- Task directions
Each line of the listing that contains the word "type" is to be copied.

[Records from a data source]
[start]
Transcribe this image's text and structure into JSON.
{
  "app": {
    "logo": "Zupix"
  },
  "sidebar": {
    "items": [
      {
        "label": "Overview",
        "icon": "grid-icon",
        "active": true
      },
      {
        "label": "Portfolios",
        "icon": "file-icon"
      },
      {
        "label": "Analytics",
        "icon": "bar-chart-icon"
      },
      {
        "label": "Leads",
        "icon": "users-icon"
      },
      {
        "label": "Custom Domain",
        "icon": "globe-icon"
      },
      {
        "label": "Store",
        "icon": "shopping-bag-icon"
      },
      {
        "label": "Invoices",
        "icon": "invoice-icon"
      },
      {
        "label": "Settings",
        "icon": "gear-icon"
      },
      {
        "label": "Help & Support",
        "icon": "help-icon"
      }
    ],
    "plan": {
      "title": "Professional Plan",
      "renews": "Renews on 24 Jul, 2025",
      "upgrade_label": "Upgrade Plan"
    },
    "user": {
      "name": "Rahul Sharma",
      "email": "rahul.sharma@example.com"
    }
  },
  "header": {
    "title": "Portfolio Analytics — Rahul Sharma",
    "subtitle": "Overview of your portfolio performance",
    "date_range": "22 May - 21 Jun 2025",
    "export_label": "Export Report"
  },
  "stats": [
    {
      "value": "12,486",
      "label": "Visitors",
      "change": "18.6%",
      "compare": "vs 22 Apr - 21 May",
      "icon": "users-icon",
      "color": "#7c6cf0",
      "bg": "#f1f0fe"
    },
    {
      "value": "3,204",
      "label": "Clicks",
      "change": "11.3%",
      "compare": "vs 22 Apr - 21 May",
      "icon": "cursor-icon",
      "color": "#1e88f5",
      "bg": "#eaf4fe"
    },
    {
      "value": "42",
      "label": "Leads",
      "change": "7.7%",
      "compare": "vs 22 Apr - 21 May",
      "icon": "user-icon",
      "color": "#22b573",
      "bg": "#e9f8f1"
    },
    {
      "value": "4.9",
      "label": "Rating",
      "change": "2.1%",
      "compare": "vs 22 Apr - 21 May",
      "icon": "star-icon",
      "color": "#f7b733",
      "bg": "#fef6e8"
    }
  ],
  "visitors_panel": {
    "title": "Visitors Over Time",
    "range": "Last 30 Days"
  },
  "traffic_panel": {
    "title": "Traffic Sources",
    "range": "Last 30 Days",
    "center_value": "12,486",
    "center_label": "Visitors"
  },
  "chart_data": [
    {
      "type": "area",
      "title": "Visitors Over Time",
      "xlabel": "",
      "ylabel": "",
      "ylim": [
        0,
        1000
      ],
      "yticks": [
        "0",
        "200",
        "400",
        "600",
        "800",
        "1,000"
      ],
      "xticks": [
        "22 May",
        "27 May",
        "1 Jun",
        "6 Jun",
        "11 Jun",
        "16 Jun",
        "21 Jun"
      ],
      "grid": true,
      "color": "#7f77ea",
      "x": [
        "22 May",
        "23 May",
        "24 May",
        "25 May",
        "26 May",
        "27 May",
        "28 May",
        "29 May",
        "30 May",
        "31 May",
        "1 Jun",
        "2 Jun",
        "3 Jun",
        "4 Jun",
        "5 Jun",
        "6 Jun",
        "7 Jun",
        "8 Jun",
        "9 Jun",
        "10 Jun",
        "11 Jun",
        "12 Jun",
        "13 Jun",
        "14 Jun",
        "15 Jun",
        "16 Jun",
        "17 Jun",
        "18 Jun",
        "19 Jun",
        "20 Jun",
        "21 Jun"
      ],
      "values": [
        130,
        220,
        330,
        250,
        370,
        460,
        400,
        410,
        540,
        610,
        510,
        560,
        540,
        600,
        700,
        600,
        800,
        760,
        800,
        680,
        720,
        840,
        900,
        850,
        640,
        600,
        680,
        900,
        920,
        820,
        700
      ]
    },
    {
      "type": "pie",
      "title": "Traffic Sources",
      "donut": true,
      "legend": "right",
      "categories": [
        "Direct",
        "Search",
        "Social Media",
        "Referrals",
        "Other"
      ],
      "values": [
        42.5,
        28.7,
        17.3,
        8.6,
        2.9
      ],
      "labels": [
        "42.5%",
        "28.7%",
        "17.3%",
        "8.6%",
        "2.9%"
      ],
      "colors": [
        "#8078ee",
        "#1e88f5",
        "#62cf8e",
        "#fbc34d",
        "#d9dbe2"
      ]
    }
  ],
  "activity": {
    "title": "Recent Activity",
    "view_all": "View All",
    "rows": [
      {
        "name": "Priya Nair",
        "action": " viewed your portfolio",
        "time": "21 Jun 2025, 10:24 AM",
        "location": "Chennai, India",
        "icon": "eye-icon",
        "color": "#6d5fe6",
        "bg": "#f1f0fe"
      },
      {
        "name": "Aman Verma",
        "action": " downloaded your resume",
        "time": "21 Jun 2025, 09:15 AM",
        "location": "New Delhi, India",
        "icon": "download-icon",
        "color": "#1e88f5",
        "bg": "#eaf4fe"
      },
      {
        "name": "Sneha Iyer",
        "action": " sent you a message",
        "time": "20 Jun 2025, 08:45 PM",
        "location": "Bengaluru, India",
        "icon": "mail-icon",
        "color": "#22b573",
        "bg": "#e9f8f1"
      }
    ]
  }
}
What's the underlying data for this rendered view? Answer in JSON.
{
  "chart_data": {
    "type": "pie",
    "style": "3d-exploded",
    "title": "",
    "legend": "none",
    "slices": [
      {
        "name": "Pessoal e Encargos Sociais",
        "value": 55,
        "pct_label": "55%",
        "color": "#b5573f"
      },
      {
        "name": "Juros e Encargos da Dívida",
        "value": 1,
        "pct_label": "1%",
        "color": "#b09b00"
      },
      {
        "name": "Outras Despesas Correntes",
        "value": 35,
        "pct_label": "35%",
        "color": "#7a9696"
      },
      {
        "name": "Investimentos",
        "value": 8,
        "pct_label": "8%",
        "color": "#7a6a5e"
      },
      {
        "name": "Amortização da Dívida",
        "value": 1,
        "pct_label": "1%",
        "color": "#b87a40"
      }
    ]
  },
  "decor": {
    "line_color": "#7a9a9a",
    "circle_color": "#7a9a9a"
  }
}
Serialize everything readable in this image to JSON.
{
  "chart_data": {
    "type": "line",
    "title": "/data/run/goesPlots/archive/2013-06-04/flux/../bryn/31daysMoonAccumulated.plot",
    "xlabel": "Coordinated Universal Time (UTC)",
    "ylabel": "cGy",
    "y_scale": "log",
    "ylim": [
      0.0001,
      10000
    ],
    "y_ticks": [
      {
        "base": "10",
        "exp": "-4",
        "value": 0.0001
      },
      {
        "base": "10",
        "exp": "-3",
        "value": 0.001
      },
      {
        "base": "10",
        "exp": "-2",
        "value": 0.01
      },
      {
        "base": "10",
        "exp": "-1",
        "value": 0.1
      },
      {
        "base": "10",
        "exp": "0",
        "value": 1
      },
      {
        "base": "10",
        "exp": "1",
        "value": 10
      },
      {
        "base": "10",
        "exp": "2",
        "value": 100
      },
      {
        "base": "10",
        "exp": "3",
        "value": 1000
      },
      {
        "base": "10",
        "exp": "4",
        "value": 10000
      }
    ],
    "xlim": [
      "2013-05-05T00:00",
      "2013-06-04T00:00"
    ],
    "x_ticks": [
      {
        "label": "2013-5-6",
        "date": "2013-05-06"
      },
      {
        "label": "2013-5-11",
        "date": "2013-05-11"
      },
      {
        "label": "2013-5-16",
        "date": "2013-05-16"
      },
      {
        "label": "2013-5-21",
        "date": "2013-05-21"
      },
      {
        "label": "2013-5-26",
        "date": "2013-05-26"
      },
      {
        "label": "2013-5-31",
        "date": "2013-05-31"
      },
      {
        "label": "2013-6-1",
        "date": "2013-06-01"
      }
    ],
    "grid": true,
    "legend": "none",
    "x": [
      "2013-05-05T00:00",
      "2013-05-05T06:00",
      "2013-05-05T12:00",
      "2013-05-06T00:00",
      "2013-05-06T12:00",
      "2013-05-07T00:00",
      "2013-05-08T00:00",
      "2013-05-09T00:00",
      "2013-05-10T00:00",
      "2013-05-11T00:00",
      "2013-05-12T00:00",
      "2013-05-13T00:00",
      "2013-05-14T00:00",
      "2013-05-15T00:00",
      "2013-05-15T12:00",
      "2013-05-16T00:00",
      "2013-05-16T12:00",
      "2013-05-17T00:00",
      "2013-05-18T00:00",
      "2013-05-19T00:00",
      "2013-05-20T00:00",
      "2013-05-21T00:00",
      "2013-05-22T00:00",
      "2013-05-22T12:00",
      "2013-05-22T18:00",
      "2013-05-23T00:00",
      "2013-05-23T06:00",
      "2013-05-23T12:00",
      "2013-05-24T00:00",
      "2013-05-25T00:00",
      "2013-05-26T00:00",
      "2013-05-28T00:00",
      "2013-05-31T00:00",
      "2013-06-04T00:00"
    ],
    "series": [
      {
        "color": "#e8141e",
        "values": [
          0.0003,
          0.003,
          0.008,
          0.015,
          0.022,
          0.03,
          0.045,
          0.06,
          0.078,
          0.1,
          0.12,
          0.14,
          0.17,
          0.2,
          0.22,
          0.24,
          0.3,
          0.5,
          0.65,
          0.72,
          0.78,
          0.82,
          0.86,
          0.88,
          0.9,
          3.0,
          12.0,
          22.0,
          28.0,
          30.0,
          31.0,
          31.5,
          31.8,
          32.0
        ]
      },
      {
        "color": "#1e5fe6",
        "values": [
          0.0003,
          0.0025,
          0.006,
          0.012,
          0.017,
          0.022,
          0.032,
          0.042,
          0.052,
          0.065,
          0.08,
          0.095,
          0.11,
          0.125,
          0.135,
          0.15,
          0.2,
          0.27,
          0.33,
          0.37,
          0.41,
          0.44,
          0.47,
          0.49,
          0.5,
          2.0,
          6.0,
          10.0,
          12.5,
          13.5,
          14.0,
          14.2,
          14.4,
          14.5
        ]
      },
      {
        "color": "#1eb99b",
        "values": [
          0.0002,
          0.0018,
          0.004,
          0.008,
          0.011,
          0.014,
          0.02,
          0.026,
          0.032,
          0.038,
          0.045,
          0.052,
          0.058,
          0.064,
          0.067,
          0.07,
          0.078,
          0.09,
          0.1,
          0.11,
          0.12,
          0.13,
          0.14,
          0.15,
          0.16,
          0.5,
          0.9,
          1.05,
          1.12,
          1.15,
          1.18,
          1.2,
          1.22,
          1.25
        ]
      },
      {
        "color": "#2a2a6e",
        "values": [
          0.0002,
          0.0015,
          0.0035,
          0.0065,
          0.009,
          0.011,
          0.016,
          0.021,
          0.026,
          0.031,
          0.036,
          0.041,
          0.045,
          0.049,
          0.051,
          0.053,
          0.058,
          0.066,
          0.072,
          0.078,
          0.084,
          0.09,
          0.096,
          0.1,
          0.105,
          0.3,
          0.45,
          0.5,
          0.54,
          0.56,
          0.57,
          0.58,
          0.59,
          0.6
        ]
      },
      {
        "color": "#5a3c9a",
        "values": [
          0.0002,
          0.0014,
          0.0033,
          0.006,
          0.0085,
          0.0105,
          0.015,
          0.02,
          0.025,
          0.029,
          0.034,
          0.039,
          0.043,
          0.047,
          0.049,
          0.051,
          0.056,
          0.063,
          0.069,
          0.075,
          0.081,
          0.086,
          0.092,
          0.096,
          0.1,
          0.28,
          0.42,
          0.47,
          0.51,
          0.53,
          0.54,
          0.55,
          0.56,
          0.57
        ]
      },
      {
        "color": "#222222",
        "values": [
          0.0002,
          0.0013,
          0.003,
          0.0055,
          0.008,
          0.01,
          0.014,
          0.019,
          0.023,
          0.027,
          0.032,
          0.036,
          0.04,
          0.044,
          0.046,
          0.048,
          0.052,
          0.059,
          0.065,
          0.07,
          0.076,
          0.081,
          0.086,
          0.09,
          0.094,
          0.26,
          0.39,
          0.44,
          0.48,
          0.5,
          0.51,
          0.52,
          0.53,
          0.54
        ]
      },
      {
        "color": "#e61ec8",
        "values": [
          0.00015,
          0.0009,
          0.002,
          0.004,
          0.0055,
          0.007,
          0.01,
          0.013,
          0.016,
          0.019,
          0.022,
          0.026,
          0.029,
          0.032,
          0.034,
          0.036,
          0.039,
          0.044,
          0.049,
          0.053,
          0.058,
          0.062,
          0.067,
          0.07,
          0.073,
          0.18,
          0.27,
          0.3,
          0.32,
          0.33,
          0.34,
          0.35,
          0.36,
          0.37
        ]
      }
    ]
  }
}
[end]
- Worked answer
      "type": "area",
      "type": "pie",
    "type": "pie",
    "type": "line",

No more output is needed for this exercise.